- Set exercise -
Repeat all of the material exactly as given.

- Input data -
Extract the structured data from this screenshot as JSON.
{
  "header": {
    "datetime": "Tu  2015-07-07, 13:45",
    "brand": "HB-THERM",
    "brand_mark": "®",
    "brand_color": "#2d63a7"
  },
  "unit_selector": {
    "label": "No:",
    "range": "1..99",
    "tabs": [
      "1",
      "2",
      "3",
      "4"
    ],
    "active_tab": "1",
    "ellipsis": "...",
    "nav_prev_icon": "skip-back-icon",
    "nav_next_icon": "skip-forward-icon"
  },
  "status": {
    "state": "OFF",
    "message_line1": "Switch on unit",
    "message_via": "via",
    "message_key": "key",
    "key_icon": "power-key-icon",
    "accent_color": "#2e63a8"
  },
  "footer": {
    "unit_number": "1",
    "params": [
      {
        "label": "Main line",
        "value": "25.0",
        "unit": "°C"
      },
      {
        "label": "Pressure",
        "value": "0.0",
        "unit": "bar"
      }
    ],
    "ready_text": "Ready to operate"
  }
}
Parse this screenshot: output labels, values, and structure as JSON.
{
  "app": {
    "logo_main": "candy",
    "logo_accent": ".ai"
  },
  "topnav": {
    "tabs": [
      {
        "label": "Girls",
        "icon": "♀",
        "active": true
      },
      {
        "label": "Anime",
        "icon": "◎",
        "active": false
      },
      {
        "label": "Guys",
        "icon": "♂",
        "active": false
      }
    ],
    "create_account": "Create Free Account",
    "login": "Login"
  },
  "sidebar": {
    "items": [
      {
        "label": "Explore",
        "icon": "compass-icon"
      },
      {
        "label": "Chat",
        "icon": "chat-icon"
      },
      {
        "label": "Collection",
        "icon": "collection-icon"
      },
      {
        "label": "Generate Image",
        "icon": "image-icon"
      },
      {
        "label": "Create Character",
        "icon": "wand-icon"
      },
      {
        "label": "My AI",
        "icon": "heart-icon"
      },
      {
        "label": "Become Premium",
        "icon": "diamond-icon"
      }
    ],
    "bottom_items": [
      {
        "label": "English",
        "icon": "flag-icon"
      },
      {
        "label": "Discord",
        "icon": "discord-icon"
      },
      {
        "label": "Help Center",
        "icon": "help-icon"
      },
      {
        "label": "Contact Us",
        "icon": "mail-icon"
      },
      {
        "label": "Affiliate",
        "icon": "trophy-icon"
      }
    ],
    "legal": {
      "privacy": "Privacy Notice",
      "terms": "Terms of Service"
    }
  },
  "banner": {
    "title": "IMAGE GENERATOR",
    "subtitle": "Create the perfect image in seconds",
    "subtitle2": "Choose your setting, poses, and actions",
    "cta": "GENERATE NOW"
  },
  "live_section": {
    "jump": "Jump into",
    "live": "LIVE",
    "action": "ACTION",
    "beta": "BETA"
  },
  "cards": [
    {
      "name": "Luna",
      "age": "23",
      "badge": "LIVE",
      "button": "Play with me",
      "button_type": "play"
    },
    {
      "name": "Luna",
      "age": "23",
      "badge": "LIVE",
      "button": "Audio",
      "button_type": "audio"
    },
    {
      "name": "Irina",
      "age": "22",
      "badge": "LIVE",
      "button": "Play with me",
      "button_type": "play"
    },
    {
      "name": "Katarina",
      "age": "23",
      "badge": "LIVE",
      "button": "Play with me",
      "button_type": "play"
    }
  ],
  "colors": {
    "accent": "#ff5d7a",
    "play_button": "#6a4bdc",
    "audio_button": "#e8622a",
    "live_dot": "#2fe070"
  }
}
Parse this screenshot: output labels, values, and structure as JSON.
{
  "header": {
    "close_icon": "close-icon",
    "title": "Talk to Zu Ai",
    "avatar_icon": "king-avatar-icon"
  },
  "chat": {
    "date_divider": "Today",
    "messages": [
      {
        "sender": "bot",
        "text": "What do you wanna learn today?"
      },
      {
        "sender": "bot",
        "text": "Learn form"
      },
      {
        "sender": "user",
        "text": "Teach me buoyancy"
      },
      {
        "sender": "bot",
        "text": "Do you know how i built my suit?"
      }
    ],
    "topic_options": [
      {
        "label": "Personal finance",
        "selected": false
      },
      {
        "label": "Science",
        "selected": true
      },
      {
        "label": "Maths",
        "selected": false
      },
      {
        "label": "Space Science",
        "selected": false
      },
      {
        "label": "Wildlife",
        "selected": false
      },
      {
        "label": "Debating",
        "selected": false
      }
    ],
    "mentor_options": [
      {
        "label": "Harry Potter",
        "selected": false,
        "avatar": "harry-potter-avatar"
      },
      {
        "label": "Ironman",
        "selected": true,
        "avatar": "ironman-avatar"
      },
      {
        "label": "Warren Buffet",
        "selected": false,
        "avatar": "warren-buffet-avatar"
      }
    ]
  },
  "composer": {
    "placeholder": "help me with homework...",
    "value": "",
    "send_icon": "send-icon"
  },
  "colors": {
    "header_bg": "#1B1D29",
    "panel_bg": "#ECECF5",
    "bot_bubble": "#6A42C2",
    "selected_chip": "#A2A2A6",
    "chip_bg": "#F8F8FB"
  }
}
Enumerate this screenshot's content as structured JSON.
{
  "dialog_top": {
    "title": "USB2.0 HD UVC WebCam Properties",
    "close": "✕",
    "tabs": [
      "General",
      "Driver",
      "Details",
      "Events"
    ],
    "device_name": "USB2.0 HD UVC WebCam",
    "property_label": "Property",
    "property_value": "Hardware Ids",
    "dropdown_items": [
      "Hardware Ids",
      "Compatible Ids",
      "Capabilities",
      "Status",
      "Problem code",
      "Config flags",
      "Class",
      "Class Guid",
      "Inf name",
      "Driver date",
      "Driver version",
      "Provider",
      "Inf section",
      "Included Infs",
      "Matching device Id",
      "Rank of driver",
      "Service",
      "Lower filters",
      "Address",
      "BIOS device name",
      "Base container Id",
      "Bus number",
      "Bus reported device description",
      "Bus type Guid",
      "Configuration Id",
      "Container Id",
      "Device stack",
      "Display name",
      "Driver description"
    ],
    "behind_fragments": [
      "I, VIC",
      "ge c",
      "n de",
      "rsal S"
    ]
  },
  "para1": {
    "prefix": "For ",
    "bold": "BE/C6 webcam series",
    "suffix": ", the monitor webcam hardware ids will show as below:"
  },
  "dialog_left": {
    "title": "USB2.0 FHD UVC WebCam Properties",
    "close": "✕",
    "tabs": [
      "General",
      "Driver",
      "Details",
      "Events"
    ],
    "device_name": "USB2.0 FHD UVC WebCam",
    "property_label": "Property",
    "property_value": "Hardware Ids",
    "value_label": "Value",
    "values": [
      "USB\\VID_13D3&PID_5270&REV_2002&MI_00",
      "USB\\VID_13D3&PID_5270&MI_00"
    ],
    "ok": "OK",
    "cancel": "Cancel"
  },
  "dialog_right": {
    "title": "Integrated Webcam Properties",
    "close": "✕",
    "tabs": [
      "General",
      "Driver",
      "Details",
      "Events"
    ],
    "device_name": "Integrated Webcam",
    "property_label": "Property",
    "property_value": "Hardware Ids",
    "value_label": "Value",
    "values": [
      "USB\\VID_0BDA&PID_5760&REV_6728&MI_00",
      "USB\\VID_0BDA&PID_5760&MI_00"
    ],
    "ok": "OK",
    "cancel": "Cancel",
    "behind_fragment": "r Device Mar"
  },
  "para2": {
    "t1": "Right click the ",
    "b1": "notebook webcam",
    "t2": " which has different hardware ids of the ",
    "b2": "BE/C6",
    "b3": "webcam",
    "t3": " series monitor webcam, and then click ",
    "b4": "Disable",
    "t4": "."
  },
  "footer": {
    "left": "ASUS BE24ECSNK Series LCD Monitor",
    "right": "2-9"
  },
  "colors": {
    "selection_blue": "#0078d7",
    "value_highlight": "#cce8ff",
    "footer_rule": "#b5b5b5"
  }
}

- Complete answer -
Extract the structured data from this screenshot as JSON.
{
  "header": {
    "datetime": "Tu  2015-07-07, 13:45",
    "brand": "HB-THERM",
    "brand_mark": "®",
    "brand_color": "#2d63a7"
  },
  "unit_selector": {
    "label": "No:",
    "range": "1..99",
    "tabs": [
      "1",
      "2",
      "3",
      "4"
    ],
    "active_tab": "1",
    "ellipsis": "...",
    "nav_prev_icon": "skip-back-icon",
    "nav_next_icon": "skip-forward-icon"
  },
  "status": {
    "state": "OFF",
    "message_line1": "Switch on unit",
    "message_via": "via",
    "message_key": "key",
    "key_icon": "power-key-icon",
    "accent_color": "#2e63a8"
  },
  "footer": {
    "unit_number": "1",
    "params": [
      {
        "label": "Main line",
        "value": "25.0",
        "unit": "°C"
      },
      {
        "label": "Pressure",
        "value": "0.0",
        "unit": "bar"
      }
    ],
    "ready_text": "Ready to operate"
  }
}
Parse this screenshot: output labels, values, and structure as JSON.
{
  "app": {
    "logo_main": "candy",
    "logo_accent": ".ai"
  },
  "topnav": {
    "tabs": [
      {
        "label": "Girls",
        "icon": "♀",
        "active": true
      },
      {
        "label": "Anime",
        "icon": "◎",
        "active": false
      },
      {
        "label": "Guys",
        "icon": "♂",
        "active": false
      }
    ],
    "create_account": "Create Free Account",
    "login": "Login"
  },
  "sidebar": {
    "items": [
      {
        "label": "Explore",
        "icon": "compass-icon"
      },
      {
        "label": "Chat",
        "icon": "chat-icon"
      },
      {
        "label": "Collection",
        "icon": "collection-icon"
      },
      {
        "label": "Generate Image",
        "icon": "image-icon"
      },
      {
        "label": "Create Character",
        "icon": "wand-icon"
      },
      {
        "label": "My AI",
        "icon": "heart-icon"
      },
      {
        "label": "Become Premium",
        "icon": "diamond-icon"
      }
    ],
    "bottom_items": [
      {
        "label": "English",
        "icon": "flag-icon"
      },
      {
        "label": "Discord",
        "icon": "discord-icon"
      },
      {
        "label": "Help Center",
        "icon": "help-icon"
      },
      {
        "label": "Contact Us",
        "icon": "mail-icon"
      },
      {
        "label": "Affiliate",
        "icon": "trophy-icon"
      }
    ],
    "legal": {
      "privacy": "Privacy Notice",
      "terms": "Terms of Service"
    }
  },
  "banner": {
    "title": "IMAGE GENERATOR",
    "subtitle": "Create the perfect image in seconds",
    "subtitle2": "Choose your setting, poses, and actions",
    "cta": "GENERATE NOW"
  },
  "live_section": {
    "jump": "Jump into",
    "live": "LIVE",
    "action": "ACTION",
    "beta": "BETA"
  },
  "cards": [
    {
      "name": "Luna",
      "age": "23",
      "badge": "LIVE",
      "button": "Play with me",
      "button_type": "play"
    },
    {
      "name": "Luna",
      "age": "23",
      "badge": "LIVE",
      "button": "Audio",
      "button_type": "audio"
    },
    {
      "name": "Irina",
      "age": "22",
      "badge": "LIVE",
      "button": "Play with me",
      "button_type": "play"
    },
    {
      "name": "Katarina",
      "age": "23",
      "badge": "LIVE",
      "button": "Play with me",
      "button_type": "play"
    }
  ],
  "colors": {
    "accent": "#ff5d7a",
    "play_button": "#6a4bdc",
    "audio_button": "#e8622a",
    "live_dot": "#2fe070"
  }
}
Parse this screenshot: output labels, values, and structure as JSON.
{
  "header": {
    "close_icon": "close-icon",
    "title": "Talk to Zu Ai",
    "avatar_icon": "king-avatar-icon"
  },
  "chat": {
    "date_divider": "Today",
    "messages": [
      {
        "sender": "bot",
        "text": "What do you wanna learn today?"
      },
      {
        "sender": "bot",
        "text": "Learn form"
      },
      {
        "sender": "user",
        "text": "Teach me buoyancy"
      },
      {
        "sender": "bot",
        "text": "Do you know how i built my suit?"
      }
    ],
    "topic_options": [
      {
        "label": "Personal finance",
        "selected": false
      },
      {
        "label": "Science",
        "selected": true
      },
      {
        "label": "Maths",
        "selected": false
      },
      {
        "label": "Space Science",
        "selected": false
      },
      {
        "label": "Wildlife",
        "selected": false
      },
      {
        "label": "Debating",
        "selected": false
      }
    ],
    "mentor_options": [
      {
        "label": "Harry Potter",
        "selected": false,
        "avatar": "harry-potter-avatar"
      },
      {
        "label": "Ironman",
        "selected": true,
        "avatar": "ironman-avatar"
      },
      {
        "label": "Warren Buffet",
        "selected": false,
        "avatar": "warren-buffet-avatar"
      }
    ]
  },
  "composer": {
    "placeholder": "help me with homework...",
    "value": "",
    "send_icon": "send-icon"
  },
  "colors": {
    "header_bg": "#1B1D29",
    "panel_bg": "#ECECF5",
    "bot_bubble": "#6A42C2",
    "selected_chip": "#A2A2A6",
    "chip_bg": "#F8F8FB"
  }
}
Enumerate this screenshot's content as structured JSON.
{
  "dialog_top": {
    "title": "USB2.0 HD UVC WebCam Properties",
    "close": "✕",
    "tabs": [
      "General",
      "Driver",
      "Details",
      "Events"
    ],
    "device_name": "USB2.0 HD UVC WebCam",
    "property_label": "Property",
    "property_value": "Hardware Ids",
    "dropdown_items": [
      "Hardware Ids",
      "Compatible Ids",
      "Capabilities",
      "Status",
      "Problem code",
      "Config flags",
      "Class",
      "Class Guid",
      "Inf name",
      "Driver date",
      "Driver version",
      "Provider",
      "Inf section",
      "Included Infs",
      "Matching device Id",
      "Rank of driver",
      "Service",
      "Lower filters",
      "Address",
      "BIOS device name",
      "Base container Id",
      "Bus number",
      "Bus reported device description",
      "Bus type Guid",
      "Configuration Id",
      "Container Id",
      "Device stack",
      "Display name",
      "Driver description"
    ],
    "behind_fragments": [
      "I, VIC",
      "ge c",
      "n de",
      "rsal S"
    ]
  },
  "para1": {
    "prefix": "For ",
    "bold": "BE/C6 webcam series",
    "suffix": ", the monitor webcam hardware ids will show as below:"
  },
  "dialog_left": {
    "title": "USB2.0 FHD UVC WebCam Properties",
    "close": "✕",
    "tabs": [
      "General",
      "Driver",
      "Details",
      "Events"
    ],
    "device_name": "USB2.0 FHD UVC WebCam",
    "property_label": "Property",
    "property_value": "Hardware Ids",
    "value_label": "Value",
    "values": [
      "USB\\VID_13D3&PID_5270&REV_2002&MI_00",
      "USB\\VID_13D3&PID_5270&MI_00"
    ],
    "ok": "OK",
    "cancel": "Cancel"
  },
  "dialog_right": {
    "title": "Integrated Webcam Properties",
    "close": "✕",
    "tabs": [
      "General",
      "Driver",
      "Details",
      "Events"
    ],
    "device_name": "Integrated Webcam",
    "property_label": "Property",
    "property_value": "Hardware Ids",
    "value_label": "Value",
    "values": [
      "USB\\VID_0BDA&PID_5760&REV_6728&MI_00",
      "USB\\VID_0BDA&PID_5760&MI_00"
    ],
    "ok": "OK",
    "cancel": "Cancel",
    "behind_fragment": "r Device Mar"
  },
  "para2": {
    "t1": "Right click the ",
    "b1": "notebook webcam",
    "t2": " which has different hardware ids of the ",
    "b2": "BE/C6",
    "b3": "webcam",
    "t3": " series monitor webcam, and then click ",
    "b4": "Disable",
    "t4": "."
  },
  "footer": {
    "left": "ASUS BE24ECSNK Series LCD Monitor",
    "right": "2-9"
  },
  "colors": {
    "selection_blue": "#0078d7",
    "value_highlight": "#cce8ff",
    "footer_rule": "#b5b5b5"
  }
}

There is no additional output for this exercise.